*TASK INSTRUCTIONS*
Images are not part of the copy; transcribe all the data exactly.

*ROWS*
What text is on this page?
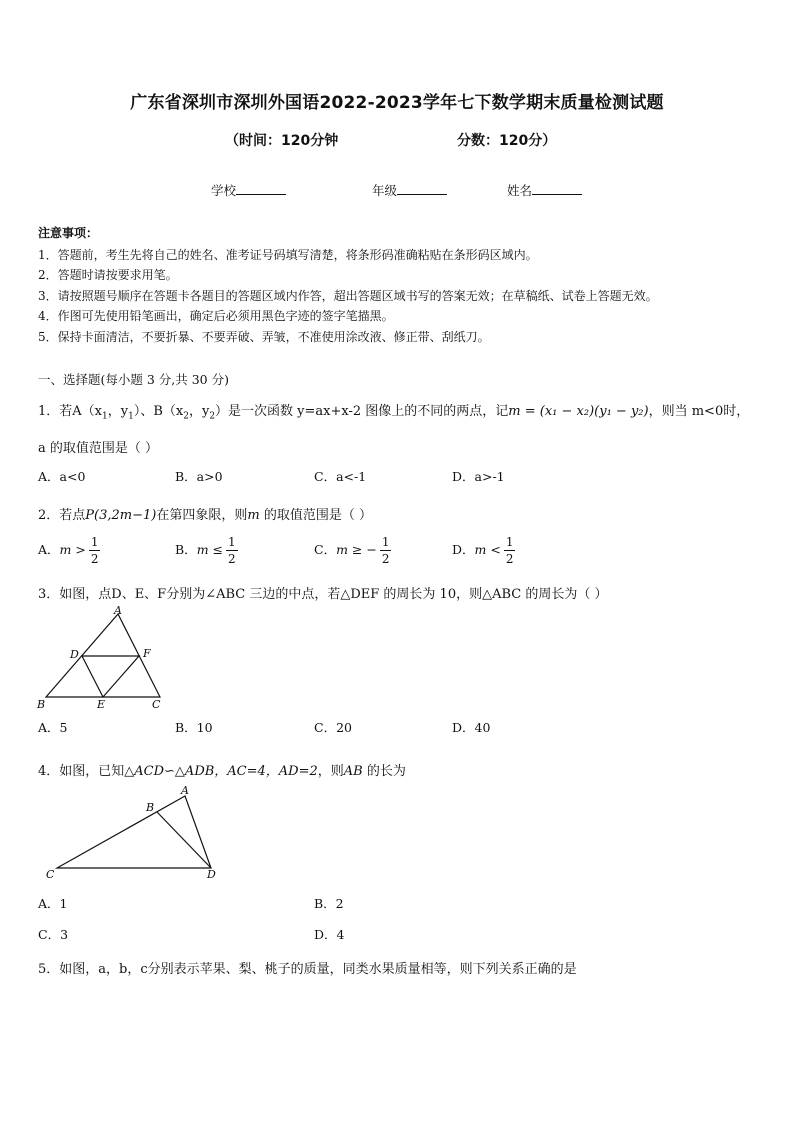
广东省深圳市深圳外国语2022-2023学年七下数学期末质量检测试题
（时间：120分钟	分数：120分）
学校	年级	姓名
注意事项：
1．答题前，考生先将自己的姓名、准考证号码填写清楚，将条形码准确粘贴在条形码区域内。
2．答题时请按要求用笔。
3．请按照题号顺序在答题卡各题目的答题区域内作答，超出答题区域书写的答案无效；在草稿纸、试卷上答题无效。
4．作图可先使用铅笔画出，确定后必须用黑色字迹的签字笔描黑。
5．保持卡面清洁，不要折暴、不要弄破、弄皱，不准使用涂改液、修正带、刮纸刀。
一、选择题(每小题 3 分,共 30 分)
1．若$A(x_1$，$y_1$）、$B(x_2$，$y_2$）是一次函数 y=ax+x-2 图像上的不同的两点，记m = (x₁ − x₂)(y₁ − y₂)，则当 m<0时，
a 的取值范围是（ ）
A．a<0	B．a>0	C．a<-1	D．a>-1
2．若点P(3,2m−1)在第四象限，则m 的取值范围是（ ）
A．$m > \frac{1}{2}$	B．$m \le \frac{1}{2}$	C．m ≥ − $\frac{1}{2}$	D．$m < \frac{1}{2}$
3．如图，点D、E、F分别为∠ABC 三边的中点，若△DEF 的周长为 10，则△ABC 的周长为（ ）
A
D	F
B	E	C
A．5	B．10	C．20	D．40
4．如图，已知△ACD∽△ADB，AC=4，AD=2，则AB 的长为
A
B
C	D
A．1	B．2
C．3	D．4
5．如图，a，b，c分别表示苹果、梨、桃子的质量，同类水果质量相等，则下列关系正确的是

*TASK ANSWER*
What text is on this page?
广东省深圳市深圳外国语2022-2023学年七下数学期末质量检测试题
（时间：120分钟	分数：120分）
学校	年级	姓名
注意事项：
1．答题前，考生先将自己的姓名、准考证号码填写清楚，将条形码准确粘贴在条形码区域内。
2．答题时请按要求用笔。
3．请按照题号顺序在答题卡各题目的答题区域内作答，超出答题区域书写的答案无效；在草稿纸、试卷上答题无效。
4．作图可先使用铅笔画出，确定后必须用黑色字迹的签字笔描黑。
5．保持卡面清洁，不要折暴、不要弄破、弄皱，不准使用涂改液、修正带、刮纸刀。
一、选择题(每小题 3 分,共 30 分)
1．若$A(x_1$，$y_1$）、$B(x_2$，$y_2$）是一次函数 y=ax+x-2 图像上的不同的两点，记m = (x₁ − x₂)(y₁ − y₂)，则当 m<0时，
a 的取值范围是（ ）
A．a<0	B．a>0	C．a<-1	D．a>-1
2．若点P(3,2m−1)在第四象限，则m 的取值范围是（ ）
A．$m > \frac{1}{2}$	B．$m \le \frac{1}{2}$	C．m ≥ − $\frac{1}{2}$	D．$m < \frac{1}{2}$
3．如图，点D、E、F分别为∠ABC 三边的中点，若△DEF 的周长为 10，则△ABC 的周长为（ ）
A
D	F
B	E	C
A．5	B．10	C．20	D．40
4．如图，已知△ACD∽△ADB，AC=4，AD=2，则AB 的长为
A
B
C	D
A．1	B．2
C．3	D．4
5．如图，a，b，c分别表示苹果、梨、桃子的质量，同类水果质量相等，则下列关系正确的是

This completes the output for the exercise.